#### SUPPLIED TEXT ####
= List of international presidential trips made by Tharman Shanmugaratnam =

This is a list of international presidential trips made by Tharman Shanmugaratnam, the 9th President of Singapore.

President Tharman Shanmugaratnam, who took the office of President of Singapore on 14 September 2023, made his first overseas presidential state visit to meet with his counter-part Sultan of Brunei, Hassanal Bolkiah on 25 January 2024 at Bandar Seri Begawan. While he made his first working visit overseas as president to New York City on 27 November 2023. As of September 2026, he has made 25 Presidential Trips to 18 countries during his presidency.

Tharman is currently chair of the Board of Trustees of the Group of Thirty (G30), co-chair of the Global Commission on the Economics of Water (GCEW), co-chair of the High-Level Advisory Council on Jobs and a member of the Board of Trustees of the World Economic Forum (WEF).
#### RECORDS SHOWN ####
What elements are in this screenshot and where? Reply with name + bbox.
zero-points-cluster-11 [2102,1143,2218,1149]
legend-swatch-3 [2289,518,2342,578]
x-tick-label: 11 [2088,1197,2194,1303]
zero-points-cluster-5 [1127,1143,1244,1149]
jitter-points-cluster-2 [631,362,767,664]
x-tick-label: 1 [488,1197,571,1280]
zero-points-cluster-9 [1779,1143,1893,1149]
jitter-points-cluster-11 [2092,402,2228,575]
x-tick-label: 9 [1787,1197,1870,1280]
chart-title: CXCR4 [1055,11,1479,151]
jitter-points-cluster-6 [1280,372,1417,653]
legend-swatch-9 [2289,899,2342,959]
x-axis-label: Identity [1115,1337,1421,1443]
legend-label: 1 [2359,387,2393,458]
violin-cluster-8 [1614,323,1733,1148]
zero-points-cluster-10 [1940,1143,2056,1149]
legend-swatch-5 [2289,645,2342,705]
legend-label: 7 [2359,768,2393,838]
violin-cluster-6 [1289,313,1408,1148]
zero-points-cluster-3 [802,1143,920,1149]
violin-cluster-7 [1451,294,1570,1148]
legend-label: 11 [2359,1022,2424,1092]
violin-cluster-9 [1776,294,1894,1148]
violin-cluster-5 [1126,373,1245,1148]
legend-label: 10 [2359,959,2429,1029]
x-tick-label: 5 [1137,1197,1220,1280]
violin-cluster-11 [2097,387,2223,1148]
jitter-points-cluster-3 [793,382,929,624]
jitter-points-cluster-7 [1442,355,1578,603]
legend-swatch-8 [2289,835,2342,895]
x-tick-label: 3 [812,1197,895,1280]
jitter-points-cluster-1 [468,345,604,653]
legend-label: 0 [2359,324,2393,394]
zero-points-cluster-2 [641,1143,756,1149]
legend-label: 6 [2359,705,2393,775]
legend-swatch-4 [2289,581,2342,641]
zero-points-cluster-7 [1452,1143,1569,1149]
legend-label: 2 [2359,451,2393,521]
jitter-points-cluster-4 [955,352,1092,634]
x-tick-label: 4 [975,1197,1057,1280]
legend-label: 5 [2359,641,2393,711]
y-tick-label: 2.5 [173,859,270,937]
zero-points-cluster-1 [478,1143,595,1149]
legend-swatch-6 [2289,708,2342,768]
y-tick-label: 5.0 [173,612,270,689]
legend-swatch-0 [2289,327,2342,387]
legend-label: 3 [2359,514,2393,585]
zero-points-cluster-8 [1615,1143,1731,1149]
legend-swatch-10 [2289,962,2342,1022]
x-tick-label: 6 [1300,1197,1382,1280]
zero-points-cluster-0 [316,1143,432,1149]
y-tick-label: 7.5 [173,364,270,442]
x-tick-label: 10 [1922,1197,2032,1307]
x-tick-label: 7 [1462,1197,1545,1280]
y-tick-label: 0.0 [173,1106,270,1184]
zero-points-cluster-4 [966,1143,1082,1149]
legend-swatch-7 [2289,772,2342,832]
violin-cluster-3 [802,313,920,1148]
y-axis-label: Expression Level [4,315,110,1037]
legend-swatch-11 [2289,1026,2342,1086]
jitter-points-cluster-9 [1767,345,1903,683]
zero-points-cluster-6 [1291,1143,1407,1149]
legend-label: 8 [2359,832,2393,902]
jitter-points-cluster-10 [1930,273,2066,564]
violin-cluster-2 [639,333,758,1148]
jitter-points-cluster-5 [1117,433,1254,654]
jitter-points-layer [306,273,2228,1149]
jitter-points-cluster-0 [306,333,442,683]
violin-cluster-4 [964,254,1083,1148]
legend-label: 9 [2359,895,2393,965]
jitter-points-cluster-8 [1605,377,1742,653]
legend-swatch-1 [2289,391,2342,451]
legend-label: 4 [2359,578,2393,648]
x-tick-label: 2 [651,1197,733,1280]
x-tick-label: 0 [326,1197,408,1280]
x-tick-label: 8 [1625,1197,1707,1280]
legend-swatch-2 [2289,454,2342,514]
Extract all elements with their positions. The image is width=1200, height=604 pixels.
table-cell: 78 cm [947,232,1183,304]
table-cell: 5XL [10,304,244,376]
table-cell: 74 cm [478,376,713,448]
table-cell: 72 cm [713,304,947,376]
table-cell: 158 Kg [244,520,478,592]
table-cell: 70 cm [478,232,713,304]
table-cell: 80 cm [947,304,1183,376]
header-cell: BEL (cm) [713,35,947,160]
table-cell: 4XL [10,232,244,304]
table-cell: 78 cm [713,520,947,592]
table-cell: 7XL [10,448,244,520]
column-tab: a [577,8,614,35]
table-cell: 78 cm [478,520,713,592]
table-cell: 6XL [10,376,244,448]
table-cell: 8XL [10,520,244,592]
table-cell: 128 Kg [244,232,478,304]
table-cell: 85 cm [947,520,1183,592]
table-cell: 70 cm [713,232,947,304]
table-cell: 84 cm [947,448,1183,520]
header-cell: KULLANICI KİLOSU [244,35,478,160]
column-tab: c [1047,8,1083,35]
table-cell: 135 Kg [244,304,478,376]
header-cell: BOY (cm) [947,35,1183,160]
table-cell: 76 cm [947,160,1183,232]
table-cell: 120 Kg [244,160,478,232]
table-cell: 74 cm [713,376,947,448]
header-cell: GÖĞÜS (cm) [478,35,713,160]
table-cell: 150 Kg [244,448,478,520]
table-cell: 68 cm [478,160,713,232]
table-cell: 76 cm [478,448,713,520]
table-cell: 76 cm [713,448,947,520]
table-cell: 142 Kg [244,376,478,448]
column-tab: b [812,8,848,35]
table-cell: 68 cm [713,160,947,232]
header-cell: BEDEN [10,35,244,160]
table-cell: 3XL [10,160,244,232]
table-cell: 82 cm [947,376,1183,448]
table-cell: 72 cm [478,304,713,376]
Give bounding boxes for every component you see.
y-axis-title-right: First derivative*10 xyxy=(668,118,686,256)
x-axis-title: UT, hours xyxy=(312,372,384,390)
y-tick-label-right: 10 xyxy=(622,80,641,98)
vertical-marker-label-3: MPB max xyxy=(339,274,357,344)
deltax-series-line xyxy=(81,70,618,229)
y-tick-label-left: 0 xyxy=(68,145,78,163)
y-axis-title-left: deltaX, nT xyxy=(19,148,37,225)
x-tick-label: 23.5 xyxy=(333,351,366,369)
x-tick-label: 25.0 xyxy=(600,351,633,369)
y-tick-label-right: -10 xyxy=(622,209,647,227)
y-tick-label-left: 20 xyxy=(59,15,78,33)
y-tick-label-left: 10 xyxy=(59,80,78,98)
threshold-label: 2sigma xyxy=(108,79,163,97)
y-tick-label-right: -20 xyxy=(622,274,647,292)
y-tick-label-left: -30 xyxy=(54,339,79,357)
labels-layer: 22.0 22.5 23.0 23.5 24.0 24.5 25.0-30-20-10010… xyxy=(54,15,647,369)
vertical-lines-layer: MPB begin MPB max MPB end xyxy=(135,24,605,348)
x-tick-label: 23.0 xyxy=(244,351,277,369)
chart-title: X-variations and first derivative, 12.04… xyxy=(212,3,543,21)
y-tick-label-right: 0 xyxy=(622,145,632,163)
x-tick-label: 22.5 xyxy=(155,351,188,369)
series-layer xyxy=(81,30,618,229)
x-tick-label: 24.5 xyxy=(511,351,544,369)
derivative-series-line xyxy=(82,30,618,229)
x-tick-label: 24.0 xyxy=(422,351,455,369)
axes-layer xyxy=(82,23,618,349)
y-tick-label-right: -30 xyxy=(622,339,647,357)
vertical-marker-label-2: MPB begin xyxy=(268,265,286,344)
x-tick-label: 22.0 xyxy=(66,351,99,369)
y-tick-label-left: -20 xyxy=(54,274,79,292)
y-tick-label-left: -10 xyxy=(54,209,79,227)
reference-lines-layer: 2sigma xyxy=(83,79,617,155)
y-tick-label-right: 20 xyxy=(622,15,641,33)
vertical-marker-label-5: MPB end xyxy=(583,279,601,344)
####
■ WRITTEN TASK:
Answer these questions from the text on Tharman Shanmugaratnam's presidential trips:
(a) On what date did he take office as President of Singapore?
(b) To which city did he make his first overseas working visit as president?
(c) Of which group's Board of Trustees is he chair?
These entries have no connection to the text on Tharman Shanmugaratnam's presidential trips.

■ THE REPLY:
(a) 14 September 2023
(b) New York City
(c) The Group of Thirty (G30)